Extracted records —
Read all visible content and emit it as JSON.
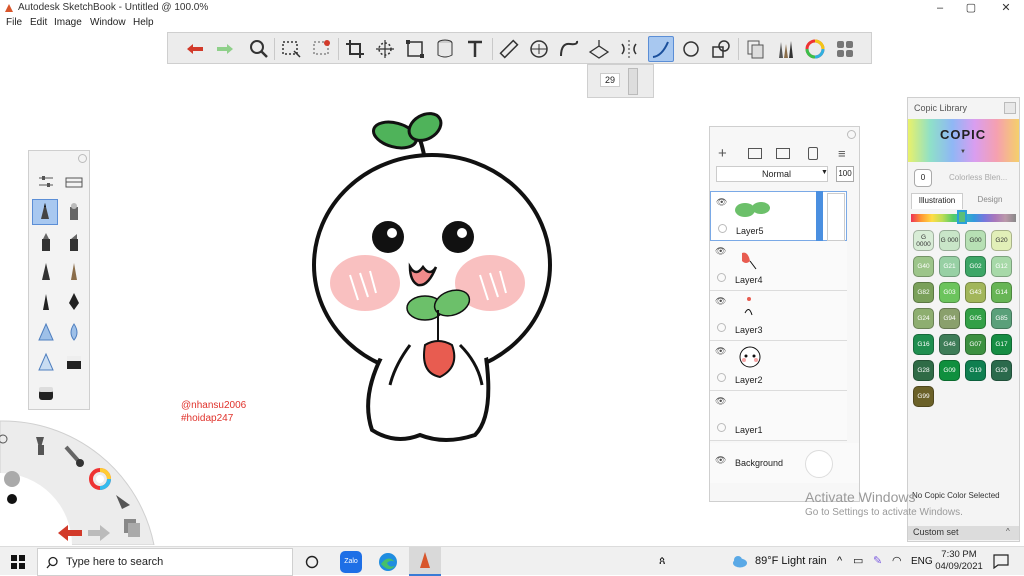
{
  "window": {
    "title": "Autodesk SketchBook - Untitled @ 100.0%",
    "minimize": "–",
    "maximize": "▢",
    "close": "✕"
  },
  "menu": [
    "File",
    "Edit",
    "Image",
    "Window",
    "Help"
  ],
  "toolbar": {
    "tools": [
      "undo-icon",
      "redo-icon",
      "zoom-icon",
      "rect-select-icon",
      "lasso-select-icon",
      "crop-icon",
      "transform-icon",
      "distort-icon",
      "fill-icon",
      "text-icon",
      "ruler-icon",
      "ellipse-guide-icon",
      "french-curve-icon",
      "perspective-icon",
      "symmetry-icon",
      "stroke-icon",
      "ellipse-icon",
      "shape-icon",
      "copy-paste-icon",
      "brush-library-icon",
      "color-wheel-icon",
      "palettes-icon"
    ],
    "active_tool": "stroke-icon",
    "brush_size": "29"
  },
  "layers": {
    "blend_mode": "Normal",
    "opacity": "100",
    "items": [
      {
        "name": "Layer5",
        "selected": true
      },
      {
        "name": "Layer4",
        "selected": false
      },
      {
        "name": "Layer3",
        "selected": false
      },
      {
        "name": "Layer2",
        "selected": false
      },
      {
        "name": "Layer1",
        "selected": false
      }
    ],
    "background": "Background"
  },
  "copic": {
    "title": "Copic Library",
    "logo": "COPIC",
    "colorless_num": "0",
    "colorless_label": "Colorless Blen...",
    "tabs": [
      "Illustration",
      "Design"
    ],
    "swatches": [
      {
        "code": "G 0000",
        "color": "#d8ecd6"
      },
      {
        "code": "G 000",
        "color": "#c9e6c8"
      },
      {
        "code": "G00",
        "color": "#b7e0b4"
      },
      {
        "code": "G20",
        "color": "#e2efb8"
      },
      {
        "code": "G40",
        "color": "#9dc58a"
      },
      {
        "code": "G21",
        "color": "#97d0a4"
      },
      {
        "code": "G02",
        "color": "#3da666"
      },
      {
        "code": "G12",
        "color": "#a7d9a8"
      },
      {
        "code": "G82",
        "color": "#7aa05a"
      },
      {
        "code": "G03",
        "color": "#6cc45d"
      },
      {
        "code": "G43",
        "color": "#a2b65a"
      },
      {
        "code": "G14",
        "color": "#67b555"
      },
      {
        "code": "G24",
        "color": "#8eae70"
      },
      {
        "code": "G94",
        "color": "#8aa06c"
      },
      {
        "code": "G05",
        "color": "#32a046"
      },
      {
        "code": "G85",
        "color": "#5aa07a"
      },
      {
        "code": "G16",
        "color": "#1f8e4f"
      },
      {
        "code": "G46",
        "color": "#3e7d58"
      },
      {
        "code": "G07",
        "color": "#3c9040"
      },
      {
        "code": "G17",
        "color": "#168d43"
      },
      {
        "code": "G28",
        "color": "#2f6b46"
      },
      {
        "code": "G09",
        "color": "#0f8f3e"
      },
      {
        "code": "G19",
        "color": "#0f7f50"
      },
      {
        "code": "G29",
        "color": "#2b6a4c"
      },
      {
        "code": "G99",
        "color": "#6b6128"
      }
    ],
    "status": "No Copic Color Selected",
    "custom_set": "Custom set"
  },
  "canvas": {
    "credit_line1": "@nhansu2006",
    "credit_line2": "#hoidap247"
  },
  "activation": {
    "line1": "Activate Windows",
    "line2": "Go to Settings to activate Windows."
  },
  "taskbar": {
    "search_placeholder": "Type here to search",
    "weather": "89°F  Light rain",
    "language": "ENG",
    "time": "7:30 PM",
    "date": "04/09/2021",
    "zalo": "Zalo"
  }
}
* * *
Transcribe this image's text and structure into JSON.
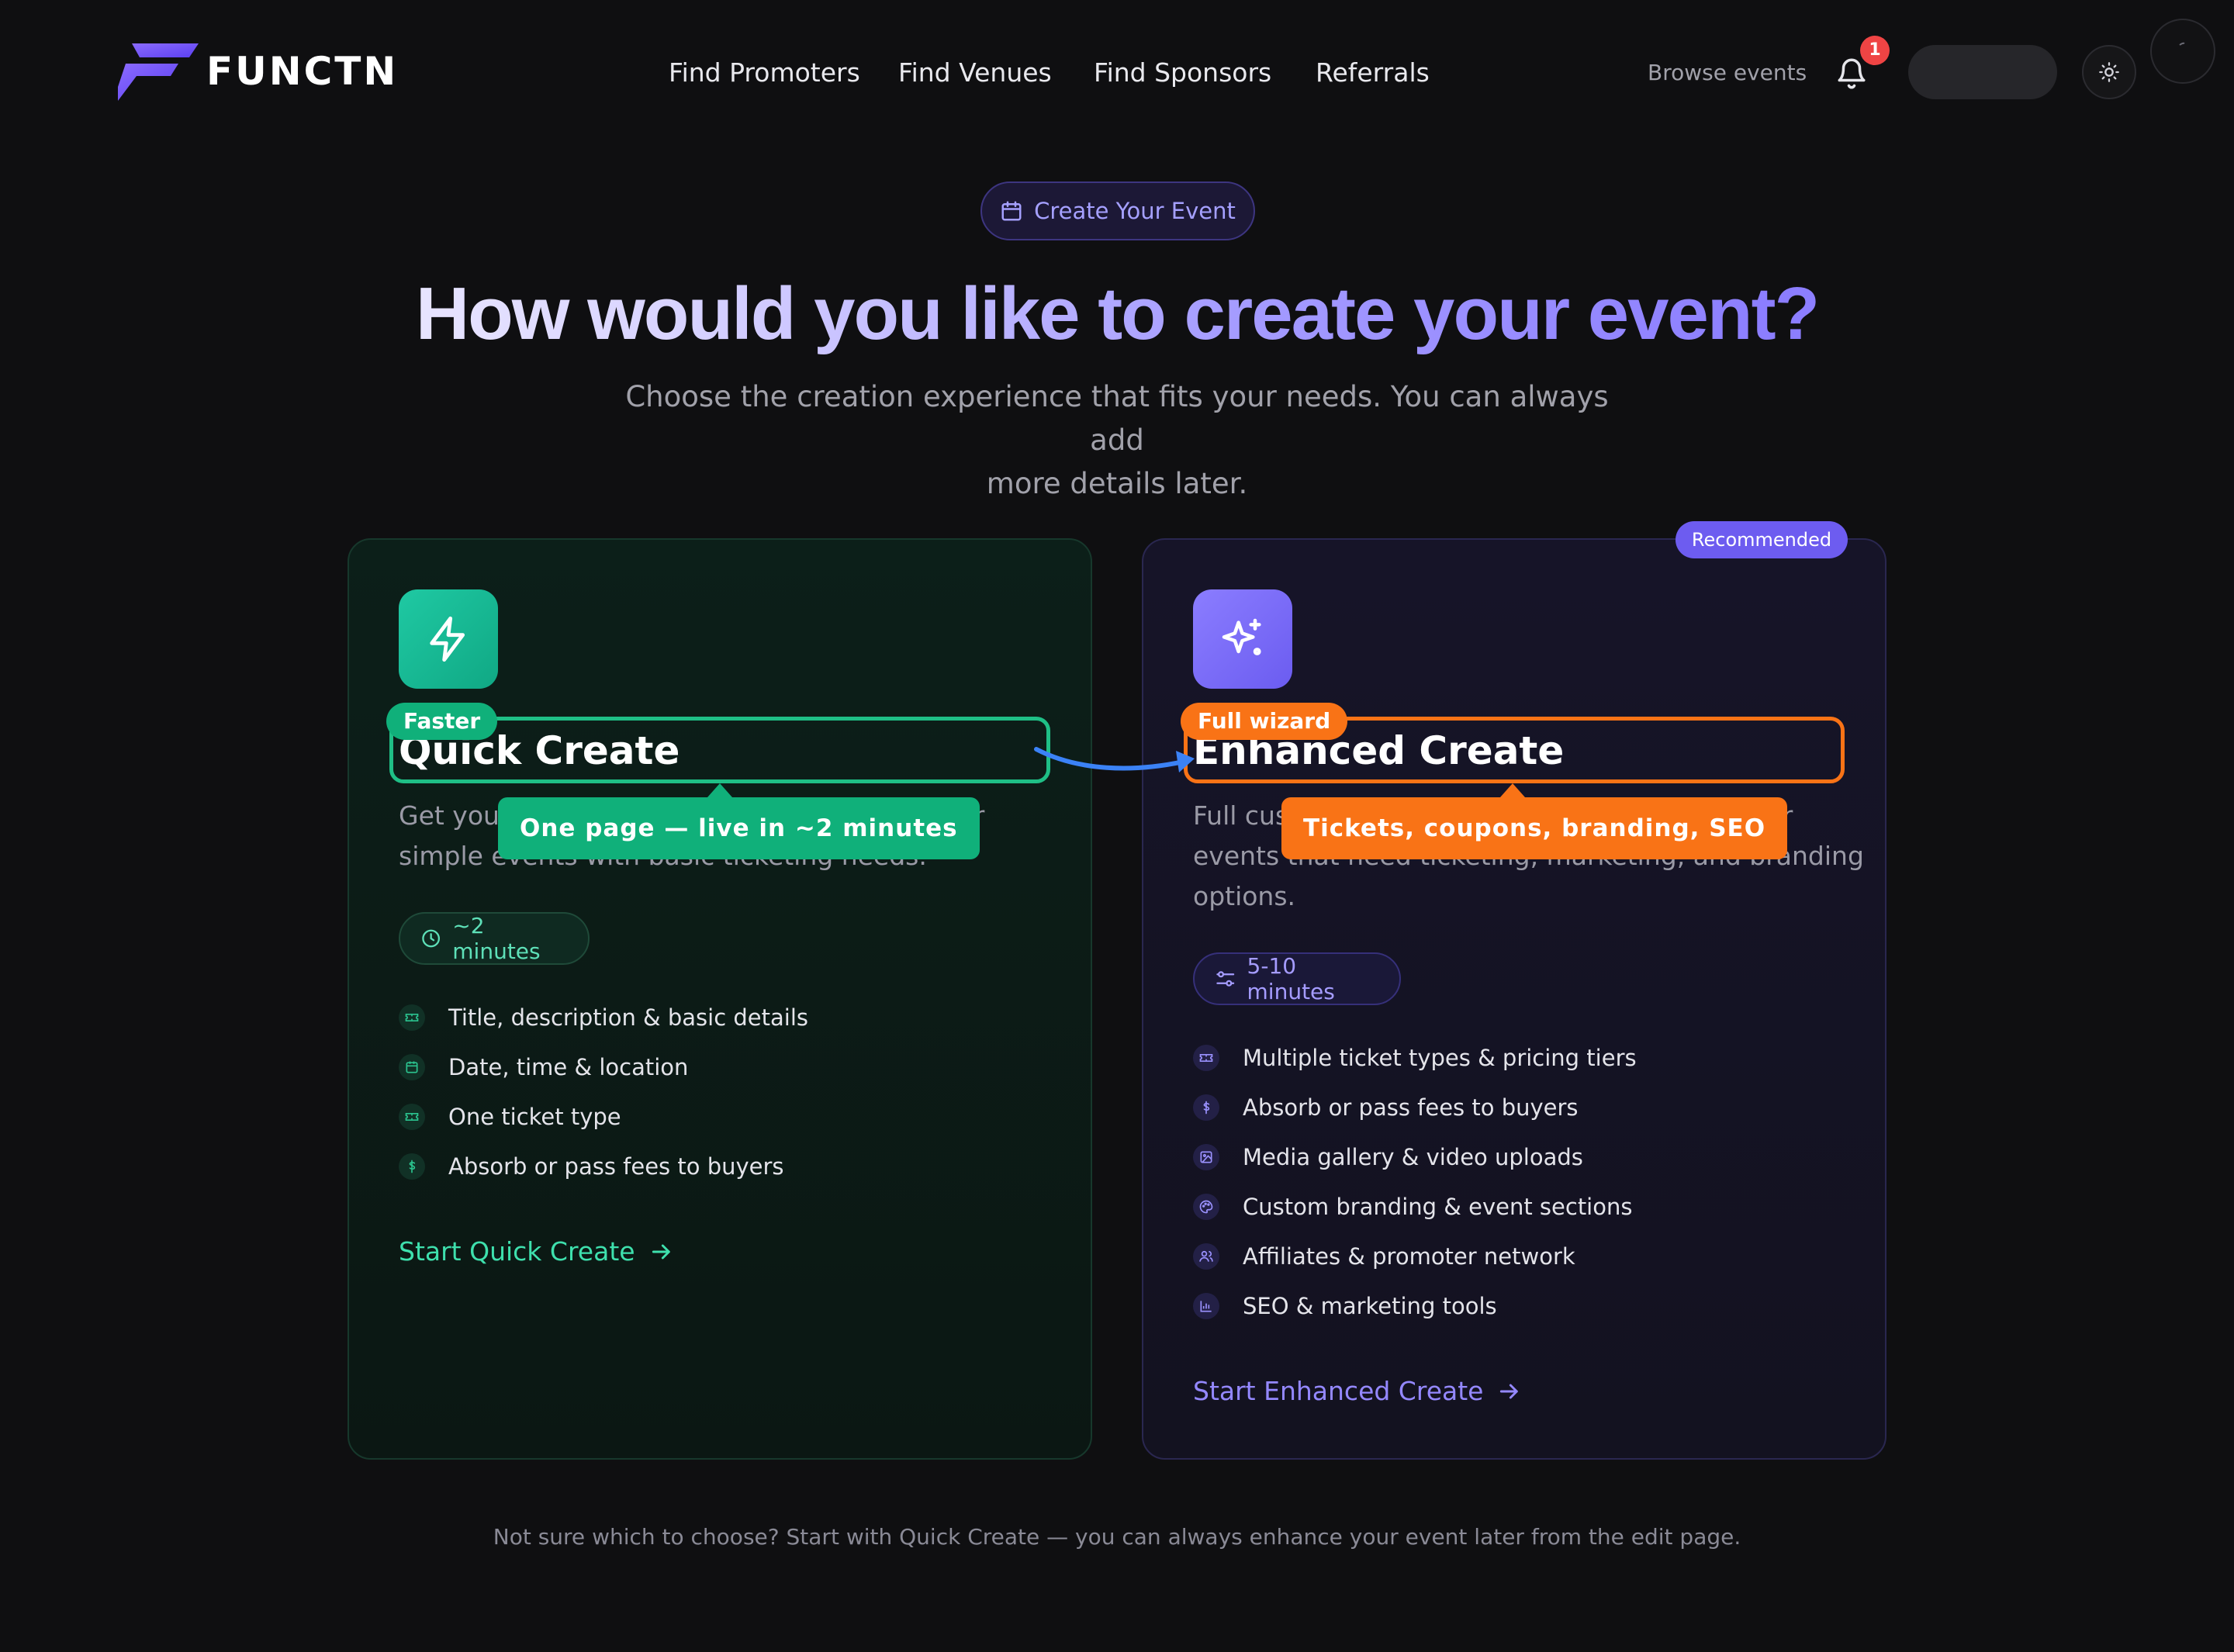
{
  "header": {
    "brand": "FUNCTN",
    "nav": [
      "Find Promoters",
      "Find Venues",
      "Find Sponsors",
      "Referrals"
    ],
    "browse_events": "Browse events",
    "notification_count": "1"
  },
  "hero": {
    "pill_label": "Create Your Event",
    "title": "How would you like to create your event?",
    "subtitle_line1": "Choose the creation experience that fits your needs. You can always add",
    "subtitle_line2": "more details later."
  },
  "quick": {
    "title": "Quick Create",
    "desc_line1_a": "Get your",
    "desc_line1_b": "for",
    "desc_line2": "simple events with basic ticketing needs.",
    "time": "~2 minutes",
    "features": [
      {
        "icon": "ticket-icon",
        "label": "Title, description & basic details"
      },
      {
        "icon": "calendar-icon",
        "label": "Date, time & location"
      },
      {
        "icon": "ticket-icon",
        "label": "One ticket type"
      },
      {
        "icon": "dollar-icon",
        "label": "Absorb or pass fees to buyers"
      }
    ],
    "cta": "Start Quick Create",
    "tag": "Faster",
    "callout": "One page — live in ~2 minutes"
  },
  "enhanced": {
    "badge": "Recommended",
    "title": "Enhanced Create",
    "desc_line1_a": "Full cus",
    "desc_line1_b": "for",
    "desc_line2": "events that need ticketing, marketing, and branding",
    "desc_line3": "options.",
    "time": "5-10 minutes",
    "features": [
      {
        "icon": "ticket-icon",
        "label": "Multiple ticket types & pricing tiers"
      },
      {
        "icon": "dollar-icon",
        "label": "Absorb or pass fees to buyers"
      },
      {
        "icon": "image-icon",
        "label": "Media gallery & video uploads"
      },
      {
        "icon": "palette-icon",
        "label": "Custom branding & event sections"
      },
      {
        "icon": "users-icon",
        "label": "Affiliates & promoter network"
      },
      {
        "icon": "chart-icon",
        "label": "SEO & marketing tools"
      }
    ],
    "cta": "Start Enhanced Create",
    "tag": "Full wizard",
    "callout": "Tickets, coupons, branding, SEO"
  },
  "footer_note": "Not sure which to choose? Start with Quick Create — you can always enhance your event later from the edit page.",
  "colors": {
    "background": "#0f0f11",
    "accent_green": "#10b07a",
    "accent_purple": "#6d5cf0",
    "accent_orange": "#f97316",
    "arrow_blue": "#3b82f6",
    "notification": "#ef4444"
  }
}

Task prompt — Write out every line of the preceding listing that contains "events".

Task solution —
    "browse_events": "Browse events",
    "desc_line2": "simple events with basic ticketing needs.",
    "desc_line2": "events that need ticketing, marketing, and branding",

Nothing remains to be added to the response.